### Problem
Set down each entry from the block beneath, exactly as written.

Saved data entries
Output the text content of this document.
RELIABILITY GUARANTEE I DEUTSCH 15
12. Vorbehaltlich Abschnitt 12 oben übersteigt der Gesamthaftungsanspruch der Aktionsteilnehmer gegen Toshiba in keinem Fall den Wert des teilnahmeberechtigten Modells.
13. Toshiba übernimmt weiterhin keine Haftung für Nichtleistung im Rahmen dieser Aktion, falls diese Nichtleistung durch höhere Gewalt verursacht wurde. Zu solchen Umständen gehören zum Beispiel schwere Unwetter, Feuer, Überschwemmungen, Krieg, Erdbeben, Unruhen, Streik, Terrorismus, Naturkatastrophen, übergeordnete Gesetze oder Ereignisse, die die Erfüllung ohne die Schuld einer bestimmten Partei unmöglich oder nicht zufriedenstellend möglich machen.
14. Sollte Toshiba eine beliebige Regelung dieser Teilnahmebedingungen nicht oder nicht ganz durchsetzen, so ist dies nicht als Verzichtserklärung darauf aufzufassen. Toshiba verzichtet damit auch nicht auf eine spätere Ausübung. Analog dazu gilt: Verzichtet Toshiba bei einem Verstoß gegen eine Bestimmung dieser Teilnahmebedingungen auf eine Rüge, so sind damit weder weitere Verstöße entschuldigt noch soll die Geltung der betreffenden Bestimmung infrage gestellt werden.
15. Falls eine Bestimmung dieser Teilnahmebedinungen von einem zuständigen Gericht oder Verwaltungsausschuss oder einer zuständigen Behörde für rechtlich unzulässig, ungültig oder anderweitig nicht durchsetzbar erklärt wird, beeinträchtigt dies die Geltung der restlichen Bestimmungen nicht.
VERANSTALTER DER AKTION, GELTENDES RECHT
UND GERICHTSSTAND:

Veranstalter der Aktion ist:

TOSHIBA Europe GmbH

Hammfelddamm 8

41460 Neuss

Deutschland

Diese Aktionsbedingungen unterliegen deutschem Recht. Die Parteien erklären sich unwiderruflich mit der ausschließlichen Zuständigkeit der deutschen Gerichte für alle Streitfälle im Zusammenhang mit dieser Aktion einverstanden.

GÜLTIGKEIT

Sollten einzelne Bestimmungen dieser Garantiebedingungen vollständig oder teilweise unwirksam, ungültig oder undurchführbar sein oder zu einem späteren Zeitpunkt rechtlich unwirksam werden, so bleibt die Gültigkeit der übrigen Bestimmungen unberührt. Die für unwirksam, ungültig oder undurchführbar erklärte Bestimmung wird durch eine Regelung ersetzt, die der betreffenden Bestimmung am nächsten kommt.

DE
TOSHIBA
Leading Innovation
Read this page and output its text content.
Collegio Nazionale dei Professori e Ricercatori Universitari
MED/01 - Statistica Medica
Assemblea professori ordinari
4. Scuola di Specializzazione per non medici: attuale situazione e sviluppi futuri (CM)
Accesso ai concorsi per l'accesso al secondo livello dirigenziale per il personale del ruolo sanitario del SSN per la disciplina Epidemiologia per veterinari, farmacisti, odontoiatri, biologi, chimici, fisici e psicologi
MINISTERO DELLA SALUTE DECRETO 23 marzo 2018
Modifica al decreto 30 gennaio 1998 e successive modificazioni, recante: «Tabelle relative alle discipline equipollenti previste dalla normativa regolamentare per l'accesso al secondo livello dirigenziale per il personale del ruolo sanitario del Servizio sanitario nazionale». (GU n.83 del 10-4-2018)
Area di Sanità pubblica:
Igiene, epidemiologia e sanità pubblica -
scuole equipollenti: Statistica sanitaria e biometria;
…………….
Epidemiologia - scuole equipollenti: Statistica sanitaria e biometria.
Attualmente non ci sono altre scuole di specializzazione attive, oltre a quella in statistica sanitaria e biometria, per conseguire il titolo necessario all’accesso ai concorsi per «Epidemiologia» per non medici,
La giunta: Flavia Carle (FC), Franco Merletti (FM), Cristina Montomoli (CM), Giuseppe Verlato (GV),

### The reply
Output the text content of this document.
RELIABILITY GUARANTEE I DEUTSCH 15
12. Vorbehaltlich Abschnitt 12 oben übersteigt der Gesamthaftungsanspruch der Aktionsteilnehmer gegen Toshiba in keinem Fall den Wert des teilnahmeberechtigten Modells.
13. Toshiba übernimmt weiterhin keine Haftung für Nichtleistung im Rahmen dieser Aktion, falls diese Nichtleistung durch höhere Gewalt verursacht wurde. Zu solchen Umständen gehören zum Beispiel schwere Unwetter, Feuer, Überschwemmungen, Krieg, Erdbeben, Unruhen, Streik, Terrorismus, Naturkatastrophen, übergeordnete Gesetze oder Ereignisse, die die Erfüllung ohne die Schuld einer bestimmten Partei unmöglich oder nicht zufriedenstellend möglich machen.
14. Sollte Toshiba eine beliebige Regelung dieser Teilnahmebedingungen nicht oder nicht ganz durchsetzen, so ist dies nicht als Verzichtserklärung darauf aufzufassen. Toshiba verzichtet damit auch nicht auf eine spätere Ausübung. Analog dazu gilt: Verzichtet Toshiba bei einem Verstoß gegen eine Bestimmung dieser Teilnahmebedingungen auf eine Rüge, so sind damit weder weitere Verstöße entschuldigt noch soll die Geltung der betreffenden Bestimmung infrage gestellt werden.
15. Falls eine Bestimmung dieser Teilnahmebedinungen von einem zuständigen Gericht oder Verwaltungsausschuss oder einer zuständigen Behörde für rechtlich unzulässig, ungültig oder anderweitig nicht durchsetzbar erklärt wird, beeinträchtigt dies die Geltung der restlichen Bestimmungen nicht.
VERANSTALTER DER AKTION, GELTENDES RECHT
UND GERICHTSSTAND:

Veranstalter der Aktion ist:

TOSHIBA Europe GmbH

Hammfelddamm 8

41460 Neuss

Deutschland

Diese Aktionsbedingungen unterliegen deutschem Recht. Die Parteien erklären sich unwiderruflich mit der ausschließlichen Zuständigkeit der deutschen Gerichte für alle Streitfälle im Zusammenhang mit dieser Aktion einverstanden.

GÜLTIGKEIT

Sollten einzelne Bestimmungen dieser Garantiebedingungen vollständig oder teilweise unwirksam, ungültig oder undurchführbar sein oder zu einem späteren Zeitpunkt rechtlich unwirksam werden, so bleibt die Gültigkeit der übrigen Bestimmungen unberührt. Die für unwirksam, ungültig oder undurchführbar erklärte Bestimmung wird durch eine Regelung ersetzt, die der betreffenden Bestimmung am nächsten kommt.

DE
TOSHIBA
Leading Innovation
Read this page and output its text content.
Collegio Nazionale dei Professori e Ricercatori Universitari
MED/01 - Statistica Medica
Assemblea professori ordinari
4. Scuola di Specializzazione per non medici: attuale situazione e sviluppi futuri (CM)
Accesso ai concorsi per l'accesso al secondo livello dirigenziale per il personale del ruolo sanitario del SSN per la disciplina Epidemiologia per veterinari, farmacisti, odontoiatri, biologi, chimici, fisici e psicologi
MINISTERO DELLA SALUTE DECRETO 23 marzo 2018
Modifica al decreto 30 gennaio 1998 e successive modificazioni, recante: «Tabelle relative alle discipline equipollenti previste dalla normativa regolamentare per l'accesso al secondo livello dirigenziale per il personale del ruolo sanitario del Servizio sanitario nazionale». (GU n.83 del 10-4-2018)
Area di Sanità pubblica:
Igiene, epidemiologia e sanità pubblica -
scuole equipollenti: Statistica sanitaria e biometria;
…………….
Epidemiologia - scuole equipollenti: Statistica sanitaria e biometria.
Attualmente non ci sono altre scuole di specializzazione attive, oltre a quella in statistica sanitaria e biometria, per conseguire il titolo necessario all’accesso ai concorsi per «Epidemiologia» per non medici,
La giunta: Flavia Carle (FC), Franco Merletti (FM), Cristina Montomoli (CM), Giuseppe Verlato (GV),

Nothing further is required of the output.